§ Excerto do documento
O motivo principal, que dá forma à minha ideia, é que para ganhar é preciso marcar golos. Dirão alguns que também é necessário não sofrer, mas não sofrer golos não garante vitórias. O que garante de certeza vitórias é marcar mais golos que o adversário. Então, dentro de uma equipa, para mim, "todos" os jogadores devem ter qualidades técnicas e de tomada de decisão, que permitam que a cada toque na bola a equipa se aproxime do golo.
Então, ao fazer uma "selecção" de jogadores, olho, essencialmente para esses atributos, e são maioritariamente esses que me servem como termo de comparação, por serem, para mim, o fundamental.

O motivo secundário surge do facto de as capacidades defensivas, terem um índice de "treinabilidade" muito elevado. Ao contrário das capacidades de ataque, as capacidades defensivas podem melhorar muito ao longo do tempo. Então, tendo os jogadores características ofensivas bem desenvolvidas, o resto pode se desenvolver com calma. Até porque o "resto" são características intrínsecas de cada modelo de jogo, da ideia de jogo de cada treinador, e são coisas que apenas o indivíduo pode passar ao jogador, para que ele se possa adaptar.

Sabendo eu, que em média, " um jogador passa no máximo 3 min com bola no jogo todo", o meu objectivo passa por ele aproveitar "todo" esse tempo para criar ocasiões de golo, para fazer com que a equipa marque mais golos que o adversário, por forma a garantir a vitória.
E é por isso que eu penso que as equipas deveriam ter a bola o máximo possível. Porque estou a aumentar as hipóteses, que os jogadores têm, para criar situações de golo (por ter mais tempo para atacar, porque cada jogador aumenta, em média, o tempo que passa com bola por tocarem mais vezes na bola), e a diminuir as hipóteses dos jogadores adversários (por terem menos tempo a bola, por terem menos vezes contacto com ela).

10 comentários:

Rui Freitas disse...

Concordo com a ideia de tentar dominar a posse de bola, mas não percebo um aspecto ... Porque razão as competências ofensivas não têm um índice de treinabilidade tão elevado quanto as defensivas? Ambas não são qualidades inatas e como tal o seu nível num dado momento será sempre um resultado de todo treino anterior ... E, num sentido mais lato, se este nível de treinabilidade é menor quer dizer que nas UT e mesmo no desenvolvimento do atleta a longo prazo o tempo despendido no trabalho das competências e organização ofensivas deve ser superior?

Akwá disse...

Boas Rui,

Estamos a falar do escalão de seniores, não ao nível da formação. Isso esclarece?

(Dados de análise da estrutura da página)
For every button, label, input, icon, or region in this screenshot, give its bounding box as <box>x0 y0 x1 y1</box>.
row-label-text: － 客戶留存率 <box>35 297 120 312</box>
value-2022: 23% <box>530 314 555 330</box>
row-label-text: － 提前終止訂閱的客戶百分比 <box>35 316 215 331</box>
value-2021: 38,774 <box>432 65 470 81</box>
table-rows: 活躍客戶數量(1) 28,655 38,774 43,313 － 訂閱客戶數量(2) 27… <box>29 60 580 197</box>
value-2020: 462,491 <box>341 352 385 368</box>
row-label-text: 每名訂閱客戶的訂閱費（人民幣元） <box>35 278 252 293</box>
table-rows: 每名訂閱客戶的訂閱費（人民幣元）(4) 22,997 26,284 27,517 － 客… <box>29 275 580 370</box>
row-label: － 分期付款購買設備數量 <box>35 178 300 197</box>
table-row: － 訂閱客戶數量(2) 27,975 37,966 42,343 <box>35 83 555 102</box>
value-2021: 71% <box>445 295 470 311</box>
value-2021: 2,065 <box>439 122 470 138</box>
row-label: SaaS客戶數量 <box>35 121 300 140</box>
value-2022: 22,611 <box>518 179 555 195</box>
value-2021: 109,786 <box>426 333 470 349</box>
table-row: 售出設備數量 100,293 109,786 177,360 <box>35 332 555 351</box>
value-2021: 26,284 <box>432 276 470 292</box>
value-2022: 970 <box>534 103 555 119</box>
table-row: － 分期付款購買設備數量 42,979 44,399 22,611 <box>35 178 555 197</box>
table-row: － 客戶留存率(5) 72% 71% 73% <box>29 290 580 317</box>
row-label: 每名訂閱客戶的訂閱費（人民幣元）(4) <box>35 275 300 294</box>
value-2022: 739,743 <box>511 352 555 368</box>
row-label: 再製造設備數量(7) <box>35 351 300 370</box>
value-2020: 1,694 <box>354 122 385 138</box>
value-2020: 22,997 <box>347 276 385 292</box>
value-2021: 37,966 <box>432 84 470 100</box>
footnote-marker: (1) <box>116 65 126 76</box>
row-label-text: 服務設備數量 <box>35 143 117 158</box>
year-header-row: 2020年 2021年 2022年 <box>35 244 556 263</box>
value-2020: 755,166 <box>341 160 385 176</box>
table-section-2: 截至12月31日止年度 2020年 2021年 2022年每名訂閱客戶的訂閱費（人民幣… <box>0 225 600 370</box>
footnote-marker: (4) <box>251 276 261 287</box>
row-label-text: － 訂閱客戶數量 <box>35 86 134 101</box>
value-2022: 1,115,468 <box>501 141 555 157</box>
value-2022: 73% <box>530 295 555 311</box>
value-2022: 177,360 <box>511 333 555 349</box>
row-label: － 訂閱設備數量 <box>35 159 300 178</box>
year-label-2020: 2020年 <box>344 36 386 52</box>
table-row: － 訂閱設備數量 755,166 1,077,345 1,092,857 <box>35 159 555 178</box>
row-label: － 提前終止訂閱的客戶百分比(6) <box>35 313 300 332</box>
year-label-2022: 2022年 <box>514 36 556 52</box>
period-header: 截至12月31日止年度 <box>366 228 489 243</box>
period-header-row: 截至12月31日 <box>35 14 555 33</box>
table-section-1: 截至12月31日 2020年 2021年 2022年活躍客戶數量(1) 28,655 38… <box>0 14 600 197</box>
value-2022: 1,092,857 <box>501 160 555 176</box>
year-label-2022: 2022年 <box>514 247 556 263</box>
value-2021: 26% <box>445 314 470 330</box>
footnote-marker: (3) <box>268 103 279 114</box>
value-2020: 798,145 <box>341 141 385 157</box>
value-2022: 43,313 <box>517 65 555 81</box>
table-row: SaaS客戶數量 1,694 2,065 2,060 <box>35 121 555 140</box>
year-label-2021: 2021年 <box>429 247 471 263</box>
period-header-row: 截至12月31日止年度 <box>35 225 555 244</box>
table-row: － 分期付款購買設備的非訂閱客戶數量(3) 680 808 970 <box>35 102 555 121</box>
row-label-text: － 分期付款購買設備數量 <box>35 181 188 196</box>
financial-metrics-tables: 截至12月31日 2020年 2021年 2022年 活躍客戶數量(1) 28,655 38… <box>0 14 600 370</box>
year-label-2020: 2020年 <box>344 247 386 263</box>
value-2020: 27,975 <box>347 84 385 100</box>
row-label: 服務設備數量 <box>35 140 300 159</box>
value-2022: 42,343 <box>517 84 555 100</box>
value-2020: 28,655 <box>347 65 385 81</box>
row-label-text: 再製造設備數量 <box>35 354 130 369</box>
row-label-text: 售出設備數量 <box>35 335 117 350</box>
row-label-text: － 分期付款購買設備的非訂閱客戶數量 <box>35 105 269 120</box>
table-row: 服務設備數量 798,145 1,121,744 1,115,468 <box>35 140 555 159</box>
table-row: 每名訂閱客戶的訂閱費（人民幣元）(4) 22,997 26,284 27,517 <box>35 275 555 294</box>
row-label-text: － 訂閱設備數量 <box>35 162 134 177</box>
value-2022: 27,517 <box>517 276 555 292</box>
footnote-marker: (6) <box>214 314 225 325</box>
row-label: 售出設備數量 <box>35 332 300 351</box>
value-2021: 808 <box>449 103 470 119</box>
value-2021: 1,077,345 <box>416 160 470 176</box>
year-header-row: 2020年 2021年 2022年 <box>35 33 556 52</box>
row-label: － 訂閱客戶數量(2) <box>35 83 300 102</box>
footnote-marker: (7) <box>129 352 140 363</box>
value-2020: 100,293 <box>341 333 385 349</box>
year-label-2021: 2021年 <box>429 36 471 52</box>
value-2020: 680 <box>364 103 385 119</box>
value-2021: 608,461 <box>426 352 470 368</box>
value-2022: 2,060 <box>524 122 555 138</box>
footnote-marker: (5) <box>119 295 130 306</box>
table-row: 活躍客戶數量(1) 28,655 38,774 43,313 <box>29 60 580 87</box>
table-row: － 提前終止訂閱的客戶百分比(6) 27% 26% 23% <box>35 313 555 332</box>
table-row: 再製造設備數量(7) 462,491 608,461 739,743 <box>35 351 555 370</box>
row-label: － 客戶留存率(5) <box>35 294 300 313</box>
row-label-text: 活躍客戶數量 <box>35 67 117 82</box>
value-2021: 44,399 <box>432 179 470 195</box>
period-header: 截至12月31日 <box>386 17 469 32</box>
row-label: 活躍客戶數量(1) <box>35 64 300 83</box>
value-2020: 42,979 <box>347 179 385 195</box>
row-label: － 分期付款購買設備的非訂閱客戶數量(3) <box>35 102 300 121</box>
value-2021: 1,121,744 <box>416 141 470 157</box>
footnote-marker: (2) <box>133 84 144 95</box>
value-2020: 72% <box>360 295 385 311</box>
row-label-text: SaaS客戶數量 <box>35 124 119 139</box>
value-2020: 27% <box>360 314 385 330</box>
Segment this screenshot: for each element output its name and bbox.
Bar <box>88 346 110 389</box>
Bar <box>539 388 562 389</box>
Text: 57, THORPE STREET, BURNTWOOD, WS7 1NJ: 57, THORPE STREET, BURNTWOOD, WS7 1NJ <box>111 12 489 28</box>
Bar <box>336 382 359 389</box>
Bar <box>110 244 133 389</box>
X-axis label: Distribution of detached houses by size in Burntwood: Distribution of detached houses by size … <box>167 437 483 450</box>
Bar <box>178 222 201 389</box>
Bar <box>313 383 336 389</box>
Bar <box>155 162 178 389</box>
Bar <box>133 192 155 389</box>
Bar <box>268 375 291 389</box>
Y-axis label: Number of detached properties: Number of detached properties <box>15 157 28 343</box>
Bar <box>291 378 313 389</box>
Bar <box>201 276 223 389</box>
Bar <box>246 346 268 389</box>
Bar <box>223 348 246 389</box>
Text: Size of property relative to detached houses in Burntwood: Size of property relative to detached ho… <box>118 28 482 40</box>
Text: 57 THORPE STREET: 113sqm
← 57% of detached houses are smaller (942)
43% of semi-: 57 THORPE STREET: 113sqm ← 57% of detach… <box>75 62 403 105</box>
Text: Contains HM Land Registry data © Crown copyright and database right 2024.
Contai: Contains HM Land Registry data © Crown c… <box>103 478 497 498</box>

§ Detalhes do exercício
Prossiga o texto sobre a posse de bola e a marcação de golos, começando logo depois da sua última frase.

§ Resposta da tarefa
Quanto as UT, o processo colectivo será o principal guia do treino. Não o ganho de capacidades "individuais" do jogador. Claro que algumas capacidades irão emergir disso, mas o essencial será o desenvolver de um jogar colectivo, "sem" essas preocupações com competências individuais.

Abraço

Miguel Martins disse...

Só para esclarecer... quando disse a frase do titulo do post estava a falar só com bola é que interessa, mas no processo ofensivo!

Akwá disse...

Eu sei que sim. E a resposta à tua questão é, sim. Fundamentalmente só interessa isso. O resto é modelar à ideia do treinador. É treinavel, é adaptável... Já o com bola...

Miguel Martins disse...

Akwa: a grande diferença é que eu estou a analisar enquanto treinador e tu enquanto observador. Para o treinador a organização deve dar as soluções ao portador da bola e deve ser essa a principal preocupação... Dar soluções ao portador. Tu aqui admites que o modelar e treinar já não é contigo (eu sei que não treinas, mas nem aqui te pões nessa posição)... Ou seja a tua posição é a do scout que observa jogadores de um ponto neutro pois nem tem em conta determinado modelo de jogo.

Akwá disse...

Mas o que é que isso muda na qualidade do jogador?!

Miguel Martins disse...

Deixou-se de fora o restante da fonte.